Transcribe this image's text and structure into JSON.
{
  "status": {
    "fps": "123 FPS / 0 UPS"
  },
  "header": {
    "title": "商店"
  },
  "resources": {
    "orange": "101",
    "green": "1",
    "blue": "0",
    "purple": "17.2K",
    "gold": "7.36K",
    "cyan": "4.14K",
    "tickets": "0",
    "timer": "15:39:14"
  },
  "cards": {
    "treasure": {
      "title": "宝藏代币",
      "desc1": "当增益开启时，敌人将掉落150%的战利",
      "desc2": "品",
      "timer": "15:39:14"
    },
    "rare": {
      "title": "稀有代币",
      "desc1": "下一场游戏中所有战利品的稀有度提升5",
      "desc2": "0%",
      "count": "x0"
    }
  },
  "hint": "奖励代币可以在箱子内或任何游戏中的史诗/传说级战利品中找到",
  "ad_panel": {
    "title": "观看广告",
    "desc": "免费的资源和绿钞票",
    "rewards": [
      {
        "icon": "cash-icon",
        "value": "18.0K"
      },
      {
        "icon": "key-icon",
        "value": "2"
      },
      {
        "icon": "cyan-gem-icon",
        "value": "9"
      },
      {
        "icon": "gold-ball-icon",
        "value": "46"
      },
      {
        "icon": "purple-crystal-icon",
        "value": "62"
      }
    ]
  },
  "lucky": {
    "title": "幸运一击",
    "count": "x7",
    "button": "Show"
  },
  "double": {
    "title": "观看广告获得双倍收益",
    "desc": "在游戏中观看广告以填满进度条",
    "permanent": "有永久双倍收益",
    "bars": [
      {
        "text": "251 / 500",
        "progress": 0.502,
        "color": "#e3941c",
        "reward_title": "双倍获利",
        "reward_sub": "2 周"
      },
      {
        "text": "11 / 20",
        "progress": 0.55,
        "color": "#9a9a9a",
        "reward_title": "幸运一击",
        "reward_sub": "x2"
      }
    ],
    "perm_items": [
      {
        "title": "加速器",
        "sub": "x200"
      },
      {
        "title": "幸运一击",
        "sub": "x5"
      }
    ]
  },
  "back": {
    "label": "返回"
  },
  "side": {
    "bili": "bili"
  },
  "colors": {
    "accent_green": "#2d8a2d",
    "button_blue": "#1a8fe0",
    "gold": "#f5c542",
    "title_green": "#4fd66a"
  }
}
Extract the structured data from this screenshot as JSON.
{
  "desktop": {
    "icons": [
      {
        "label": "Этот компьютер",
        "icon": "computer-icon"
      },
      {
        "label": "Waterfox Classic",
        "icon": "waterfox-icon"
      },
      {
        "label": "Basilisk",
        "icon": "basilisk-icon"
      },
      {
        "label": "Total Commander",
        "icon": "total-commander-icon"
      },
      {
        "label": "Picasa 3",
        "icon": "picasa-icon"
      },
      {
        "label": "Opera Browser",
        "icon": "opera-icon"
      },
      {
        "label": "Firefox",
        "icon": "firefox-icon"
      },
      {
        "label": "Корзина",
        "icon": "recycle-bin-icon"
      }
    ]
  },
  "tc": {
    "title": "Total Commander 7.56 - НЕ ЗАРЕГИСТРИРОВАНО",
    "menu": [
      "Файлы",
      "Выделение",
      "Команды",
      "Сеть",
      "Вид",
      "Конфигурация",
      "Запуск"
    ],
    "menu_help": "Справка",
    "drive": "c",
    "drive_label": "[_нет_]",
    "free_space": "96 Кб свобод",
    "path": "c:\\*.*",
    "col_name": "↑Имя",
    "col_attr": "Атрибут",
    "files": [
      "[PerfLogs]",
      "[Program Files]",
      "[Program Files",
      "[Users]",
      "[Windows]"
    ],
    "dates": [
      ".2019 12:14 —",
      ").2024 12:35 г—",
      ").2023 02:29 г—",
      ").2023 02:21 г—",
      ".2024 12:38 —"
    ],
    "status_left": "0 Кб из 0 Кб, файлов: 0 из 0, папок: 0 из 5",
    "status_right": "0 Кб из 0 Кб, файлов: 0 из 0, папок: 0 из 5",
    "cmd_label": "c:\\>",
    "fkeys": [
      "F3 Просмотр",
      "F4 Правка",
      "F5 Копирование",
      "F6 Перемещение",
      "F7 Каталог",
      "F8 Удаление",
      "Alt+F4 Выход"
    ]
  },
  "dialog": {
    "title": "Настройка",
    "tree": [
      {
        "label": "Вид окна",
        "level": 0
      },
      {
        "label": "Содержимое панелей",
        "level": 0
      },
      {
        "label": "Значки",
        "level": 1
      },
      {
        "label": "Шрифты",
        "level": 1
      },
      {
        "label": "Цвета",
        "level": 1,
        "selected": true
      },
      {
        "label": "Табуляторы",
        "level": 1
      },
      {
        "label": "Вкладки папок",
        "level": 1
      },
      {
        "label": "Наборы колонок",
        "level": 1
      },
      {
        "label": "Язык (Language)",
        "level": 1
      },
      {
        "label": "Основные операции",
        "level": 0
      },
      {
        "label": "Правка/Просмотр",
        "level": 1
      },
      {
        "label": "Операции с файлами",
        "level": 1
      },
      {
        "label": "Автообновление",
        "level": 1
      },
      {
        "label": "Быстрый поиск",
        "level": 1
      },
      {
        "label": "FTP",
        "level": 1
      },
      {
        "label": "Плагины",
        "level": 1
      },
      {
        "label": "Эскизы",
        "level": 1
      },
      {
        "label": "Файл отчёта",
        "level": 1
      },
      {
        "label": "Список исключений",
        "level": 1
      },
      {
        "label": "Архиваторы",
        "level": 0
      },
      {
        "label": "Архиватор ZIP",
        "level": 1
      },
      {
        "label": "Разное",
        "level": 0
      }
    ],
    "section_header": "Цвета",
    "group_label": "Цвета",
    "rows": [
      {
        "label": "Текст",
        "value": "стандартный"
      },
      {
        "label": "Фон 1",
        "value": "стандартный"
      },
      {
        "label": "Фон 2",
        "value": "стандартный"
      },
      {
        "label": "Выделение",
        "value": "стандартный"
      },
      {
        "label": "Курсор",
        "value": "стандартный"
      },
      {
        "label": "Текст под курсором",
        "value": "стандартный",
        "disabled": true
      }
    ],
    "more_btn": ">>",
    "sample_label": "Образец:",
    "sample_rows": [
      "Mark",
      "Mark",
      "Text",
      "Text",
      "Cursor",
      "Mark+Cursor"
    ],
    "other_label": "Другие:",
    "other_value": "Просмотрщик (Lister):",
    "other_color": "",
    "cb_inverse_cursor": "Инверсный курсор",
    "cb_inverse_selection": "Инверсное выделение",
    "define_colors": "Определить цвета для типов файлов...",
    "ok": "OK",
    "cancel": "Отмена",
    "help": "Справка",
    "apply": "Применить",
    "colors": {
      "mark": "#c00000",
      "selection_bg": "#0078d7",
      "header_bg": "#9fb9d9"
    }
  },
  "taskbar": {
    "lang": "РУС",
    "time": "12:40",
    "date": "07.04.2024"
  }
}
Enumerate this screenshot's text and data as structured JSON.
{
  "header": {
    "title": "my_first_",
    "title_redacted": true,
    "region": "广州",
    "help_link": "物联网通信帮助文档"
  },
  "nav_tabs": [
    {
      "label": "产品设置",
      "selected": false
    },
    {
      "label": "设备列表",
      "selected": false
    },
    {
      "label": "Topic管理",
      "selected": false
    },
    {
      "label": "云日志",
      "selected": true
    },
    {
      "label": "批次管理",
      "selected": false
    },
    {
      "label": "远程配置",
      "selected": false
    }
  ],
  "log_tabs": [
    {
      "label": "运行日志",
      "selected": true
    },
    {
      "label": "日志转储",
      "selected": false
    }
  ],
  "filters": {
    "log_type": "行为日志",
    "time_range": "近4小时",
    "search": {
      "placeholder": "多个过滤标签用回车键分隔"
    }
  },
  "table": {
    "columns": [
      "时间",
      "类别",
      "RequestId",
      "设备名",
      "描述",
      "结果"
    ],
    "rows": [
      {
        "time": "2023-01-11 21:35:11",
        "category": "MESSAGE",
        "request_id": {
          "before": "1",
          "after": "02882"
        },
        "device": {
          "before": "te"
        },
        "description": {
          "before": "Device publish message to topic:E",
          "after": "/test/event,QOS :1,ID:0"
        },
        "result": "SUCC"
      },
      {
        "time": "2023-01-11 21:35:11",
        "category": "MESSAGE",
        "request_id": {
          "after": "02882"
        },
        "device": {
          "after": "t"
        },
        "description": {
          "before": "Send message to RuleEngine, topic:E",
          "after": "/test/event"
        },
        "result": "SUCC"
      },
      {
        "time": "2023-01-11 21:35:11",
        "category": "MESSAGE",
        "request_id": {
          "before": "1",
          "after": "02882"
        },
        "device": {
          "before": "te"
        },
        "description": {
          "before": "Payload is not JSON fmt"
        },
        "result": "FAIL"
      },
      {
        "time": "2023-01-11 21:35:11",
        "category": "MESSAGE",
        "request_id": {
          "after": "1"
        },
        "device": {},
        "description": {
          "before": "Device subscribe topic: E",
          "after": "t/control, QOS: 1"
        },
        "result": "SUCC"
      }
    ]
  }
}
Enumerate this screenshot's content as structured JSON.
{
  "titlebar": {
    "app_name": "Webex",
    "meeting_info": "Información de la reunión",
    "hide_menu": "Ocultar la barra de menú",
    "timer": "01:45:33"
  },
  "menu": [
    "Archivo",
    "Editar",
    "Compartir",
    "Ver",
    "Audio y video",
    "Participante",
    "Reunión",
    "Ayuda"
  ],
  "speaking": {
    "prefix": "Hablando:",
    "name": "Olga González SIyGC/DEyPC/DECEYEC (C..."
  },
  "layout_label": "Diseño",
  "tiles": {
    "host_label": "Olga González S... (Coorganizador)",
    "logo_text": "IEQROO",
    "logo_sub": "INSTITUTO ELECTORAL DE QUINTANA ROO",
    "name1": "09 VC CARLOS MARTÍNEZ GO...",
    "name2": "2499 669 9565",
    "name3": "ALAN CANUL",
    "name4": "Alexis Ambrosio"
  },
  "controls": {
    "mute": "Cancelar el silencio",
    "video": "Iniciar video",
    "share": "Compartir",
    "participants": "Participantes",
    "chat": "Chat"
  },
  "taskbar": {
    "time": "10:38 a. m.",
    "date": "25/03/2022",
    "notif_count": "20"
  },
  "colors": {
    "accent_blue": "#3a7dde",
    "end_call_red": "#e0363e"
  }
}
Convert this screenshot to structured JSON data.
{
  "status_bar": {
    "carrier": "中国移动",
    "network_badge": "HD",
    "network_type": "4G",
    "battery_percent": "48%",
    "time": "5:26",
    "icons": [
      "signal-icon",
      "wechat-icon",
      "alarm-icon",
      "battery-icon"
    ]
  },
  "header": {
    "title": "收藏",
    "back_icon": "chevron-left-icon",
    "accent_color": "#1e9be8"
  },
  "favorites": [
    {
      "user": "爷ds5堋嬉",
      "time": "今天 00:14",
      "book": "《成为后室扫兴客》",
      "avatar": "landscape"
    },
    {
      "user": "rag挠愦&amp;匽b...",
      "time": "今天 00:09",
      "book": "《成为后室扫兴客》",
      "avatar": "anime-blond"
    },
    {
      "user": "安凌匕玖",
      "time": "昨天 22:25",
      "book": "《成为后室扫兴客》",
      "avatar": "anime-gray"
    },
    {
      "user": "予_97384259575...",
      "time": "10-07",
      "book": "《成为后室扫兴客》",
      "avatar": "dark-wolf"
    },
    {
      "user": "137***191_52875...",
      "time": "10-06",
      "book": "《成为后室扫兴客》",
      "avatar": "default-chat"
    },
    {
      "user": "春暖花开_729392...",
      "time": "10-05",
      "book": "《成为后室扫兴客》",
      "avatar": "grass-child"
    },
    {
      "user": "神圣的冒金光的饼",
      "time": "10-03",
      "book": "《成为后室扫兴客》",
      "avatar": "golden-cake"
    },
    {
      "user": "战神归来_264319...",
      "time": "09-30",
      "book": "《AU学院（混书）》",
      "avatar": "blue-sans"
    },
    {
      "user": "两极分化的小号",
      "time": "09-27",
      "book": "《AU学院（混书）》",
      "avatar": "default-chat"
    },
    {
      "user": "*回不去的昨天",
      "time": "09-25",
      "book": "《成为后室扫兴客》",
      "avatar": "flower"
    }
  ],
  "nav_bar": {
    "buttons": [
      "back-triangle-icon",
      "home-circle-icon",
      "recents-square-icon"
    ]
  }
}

────────

TASK ▸ Of all the lines above, how many contain the word "файлов"? Give the number and nothing else.

ANSWER ▸ 3